**THE EXERCISE:**
Lines containing "rank" are to be counted. Give the number and nothing more.
— Begin SOURCE DATA —
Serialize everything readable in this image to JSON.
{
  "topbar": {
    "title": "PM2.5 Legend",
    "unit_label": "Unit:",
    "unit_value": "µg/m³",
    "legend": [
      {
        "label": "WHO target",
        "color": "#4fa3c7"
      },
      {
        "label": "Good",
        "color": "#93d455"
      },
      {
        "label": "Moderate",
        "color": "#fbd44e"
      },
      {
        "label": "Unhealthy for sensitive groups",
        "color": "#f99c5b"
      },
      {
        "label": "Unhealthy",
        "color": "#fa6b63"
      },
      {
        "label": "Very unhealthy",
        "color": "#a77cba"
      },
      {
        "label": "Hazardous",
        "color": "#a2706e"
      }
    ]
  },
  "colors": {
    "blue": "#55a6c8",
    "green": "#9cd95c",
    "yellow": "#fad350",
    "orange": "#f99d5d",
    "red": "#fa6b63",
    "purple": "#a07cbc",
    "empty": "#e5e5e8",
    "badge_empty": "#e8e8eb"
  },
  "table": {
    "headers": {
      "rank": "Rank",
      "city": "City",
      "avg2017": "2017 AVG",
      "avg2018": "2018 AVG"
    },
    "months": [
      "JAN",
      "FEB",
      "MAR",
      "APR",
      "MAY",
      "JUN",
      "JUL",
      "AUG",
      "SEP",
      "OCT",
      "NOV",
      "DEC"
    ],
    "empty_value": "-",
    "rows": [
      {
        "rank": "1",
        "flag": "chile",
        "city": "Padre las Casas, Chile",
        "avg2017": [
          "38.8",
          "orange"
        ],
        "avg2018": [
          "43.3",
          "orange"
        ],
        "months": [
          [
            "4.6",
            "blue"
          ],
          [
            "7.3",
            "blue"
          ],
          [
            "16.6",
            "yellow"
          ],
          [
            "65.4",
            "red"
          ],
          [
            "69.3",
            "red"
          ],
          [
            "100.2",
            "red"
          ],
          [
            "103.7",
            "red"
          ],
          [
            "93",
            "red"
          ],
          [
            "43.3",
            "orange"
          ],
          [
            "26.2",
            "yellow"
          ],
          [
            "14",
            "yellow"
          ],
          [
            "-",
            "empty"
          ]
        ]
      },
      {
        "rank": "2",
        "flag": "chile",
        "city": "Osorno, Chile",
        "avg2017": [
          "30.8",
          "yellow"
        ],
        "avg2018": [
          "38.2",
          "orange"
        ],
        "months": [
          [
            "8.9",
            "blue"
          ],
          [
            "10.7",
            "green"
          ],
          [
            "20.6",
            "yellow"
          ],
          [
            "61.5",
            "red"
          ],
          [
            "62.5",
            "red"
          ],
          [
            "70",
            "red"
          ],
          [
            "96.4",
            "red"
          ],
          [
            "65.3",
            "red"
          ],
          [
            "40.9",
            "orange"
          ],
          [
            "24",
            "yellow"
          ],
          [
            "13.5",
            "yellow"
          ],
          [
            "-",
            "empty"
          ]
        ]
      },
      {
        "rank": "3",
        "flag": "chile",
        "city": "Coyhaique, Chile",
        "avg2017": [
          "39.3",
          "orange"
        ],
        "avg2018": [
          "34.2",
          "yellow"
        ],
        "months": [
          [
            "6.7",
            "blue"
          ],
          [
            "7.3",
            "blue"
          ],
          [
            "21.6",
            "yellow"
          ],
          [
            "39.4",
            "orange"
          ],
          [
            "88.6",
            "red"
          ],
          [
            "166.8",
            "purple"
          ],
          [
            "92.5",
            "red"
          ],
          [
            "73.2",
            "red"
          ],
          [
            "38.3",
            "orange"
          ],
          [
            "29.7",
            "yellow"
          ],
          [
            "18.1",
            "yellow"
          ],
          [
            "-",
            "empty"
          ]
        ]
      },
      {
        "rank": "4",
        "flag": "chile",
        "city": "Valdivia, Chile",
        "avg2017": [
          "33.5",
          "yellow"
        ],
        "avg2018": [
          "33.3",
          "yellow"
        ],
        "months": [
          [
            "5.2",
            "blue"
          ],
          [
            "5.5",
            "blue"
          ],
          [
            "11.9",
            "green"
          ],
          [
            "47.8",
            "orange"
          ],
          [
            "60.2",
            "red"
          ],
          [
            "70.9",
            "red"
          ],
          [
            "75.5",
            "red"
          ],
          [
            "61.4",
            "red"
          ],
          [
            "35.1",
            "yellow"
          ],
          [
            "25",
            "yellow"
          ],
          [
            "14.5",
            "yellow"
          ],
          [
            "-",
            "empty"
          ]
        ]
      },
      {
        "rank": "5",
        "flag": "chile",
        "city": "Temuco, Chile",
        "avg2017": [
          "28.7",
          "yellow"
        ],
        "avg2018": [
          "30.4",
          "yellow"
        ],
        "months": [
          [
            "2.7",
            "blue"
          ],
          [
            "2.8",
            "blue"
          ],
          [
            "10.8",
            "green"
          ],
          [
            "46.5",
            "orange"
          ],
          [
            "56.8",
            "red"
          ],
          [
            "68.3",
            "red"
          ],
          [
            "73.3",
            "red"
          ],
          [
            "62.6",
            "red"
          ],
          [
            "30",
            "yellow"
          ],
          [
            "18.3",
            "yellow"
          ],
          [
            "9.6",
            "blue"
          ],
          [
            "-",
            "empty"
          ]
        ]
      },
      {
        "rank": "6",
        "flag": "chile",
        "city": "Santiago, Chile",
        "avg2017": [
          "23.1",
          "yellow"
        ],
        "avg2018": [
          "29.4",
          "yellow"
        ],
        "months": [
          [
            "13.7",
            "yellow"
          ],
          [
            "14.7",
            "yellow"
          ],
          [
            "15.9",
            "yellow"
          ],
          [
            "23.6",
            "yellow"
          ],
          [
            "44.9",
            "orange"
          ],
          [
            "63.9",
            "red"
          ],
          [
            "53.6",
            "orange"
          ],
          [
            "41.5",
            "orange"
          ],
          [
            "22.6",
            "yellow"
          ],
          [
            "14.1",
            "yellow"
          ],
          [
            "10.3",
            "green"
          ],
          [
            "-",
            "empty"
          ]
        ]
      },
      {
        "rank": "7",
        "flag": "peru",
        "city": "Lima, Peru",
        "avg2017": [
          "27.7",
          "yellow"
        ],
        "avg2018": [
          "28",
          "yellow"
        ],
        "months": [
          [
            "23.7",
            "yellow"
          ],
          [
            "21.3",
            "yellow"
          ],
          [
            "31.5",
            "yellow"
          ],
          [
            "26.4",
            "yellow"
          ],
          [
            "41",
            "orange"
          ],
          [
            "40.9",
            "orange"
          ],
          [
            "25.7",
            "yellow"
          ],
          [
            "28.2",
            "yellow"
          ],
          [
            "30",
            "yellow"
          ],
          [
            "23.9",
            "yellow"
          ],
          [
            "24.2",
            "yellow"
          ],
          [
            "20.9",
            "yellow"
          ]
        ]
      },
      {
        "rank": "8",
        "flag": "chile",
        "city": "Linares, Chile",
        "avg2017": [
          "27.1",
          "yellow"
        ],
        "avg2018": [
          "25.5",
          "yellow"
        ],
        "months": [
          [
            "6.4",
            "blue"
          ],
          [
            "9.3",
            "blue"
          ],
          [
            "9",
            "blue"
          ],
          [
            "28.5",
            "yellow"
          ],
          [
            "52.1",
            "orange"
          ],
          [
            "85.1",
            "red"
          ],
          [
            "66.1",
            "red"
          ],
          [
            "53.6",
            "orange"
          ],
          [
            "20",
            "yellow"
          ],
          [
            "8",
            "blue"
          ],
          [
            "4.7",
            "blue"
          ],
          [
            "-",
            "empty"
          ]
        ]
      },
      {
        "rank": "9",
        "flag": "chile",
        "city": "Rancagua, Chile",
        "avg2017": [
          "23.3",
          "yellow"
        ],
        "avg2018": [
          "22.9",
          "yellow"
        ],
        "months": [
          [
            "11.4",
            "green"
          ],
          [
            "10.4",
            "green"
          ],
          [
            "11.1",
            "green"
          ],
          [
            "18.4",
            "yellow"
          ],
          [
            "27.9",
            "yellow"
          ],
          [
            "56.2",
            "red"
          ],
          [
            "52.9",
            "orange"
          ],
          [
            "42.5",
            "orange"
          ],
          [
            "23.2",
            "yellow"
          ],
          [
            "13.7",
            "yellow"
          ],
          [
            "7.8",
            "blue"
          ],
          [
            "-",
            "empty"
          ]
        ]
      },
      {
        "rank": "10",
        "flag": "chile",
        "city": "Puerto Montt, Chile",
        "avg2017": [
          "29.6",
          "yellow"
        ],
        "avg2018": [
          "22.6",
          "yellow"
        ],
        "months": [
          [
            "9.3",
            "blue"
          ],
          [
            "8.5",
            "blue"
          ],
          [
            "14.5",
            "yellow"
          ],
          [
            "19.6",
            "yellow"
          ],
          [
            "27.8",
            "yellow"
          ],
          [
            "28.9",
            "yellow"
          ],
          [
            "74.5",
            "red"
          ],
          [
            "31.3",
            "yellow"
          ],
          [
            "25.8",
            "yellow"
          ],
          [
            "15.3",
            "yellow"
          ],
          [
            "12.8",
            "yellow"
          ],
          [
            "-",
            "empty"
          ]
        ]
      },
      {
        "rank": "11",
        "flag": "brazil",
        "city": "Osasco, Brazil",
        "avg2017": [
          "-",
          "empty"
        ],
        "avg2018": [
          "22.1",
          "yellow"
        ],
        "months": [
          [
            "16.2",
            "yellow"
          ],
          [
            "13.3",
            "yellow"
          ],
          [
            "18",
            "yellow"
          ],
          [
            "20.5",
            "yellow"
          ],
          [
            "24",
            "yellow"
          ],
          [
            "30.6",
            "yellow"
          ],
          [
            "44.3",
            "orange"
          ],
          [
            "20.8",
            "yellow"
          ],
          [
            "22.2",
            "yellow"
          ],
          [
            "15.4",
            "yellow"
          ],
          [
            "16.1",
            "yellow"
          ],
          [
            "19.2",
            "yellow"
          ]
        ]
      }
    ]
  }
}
— End SOURCE DATA —
**CORRECT ANSWER:**
12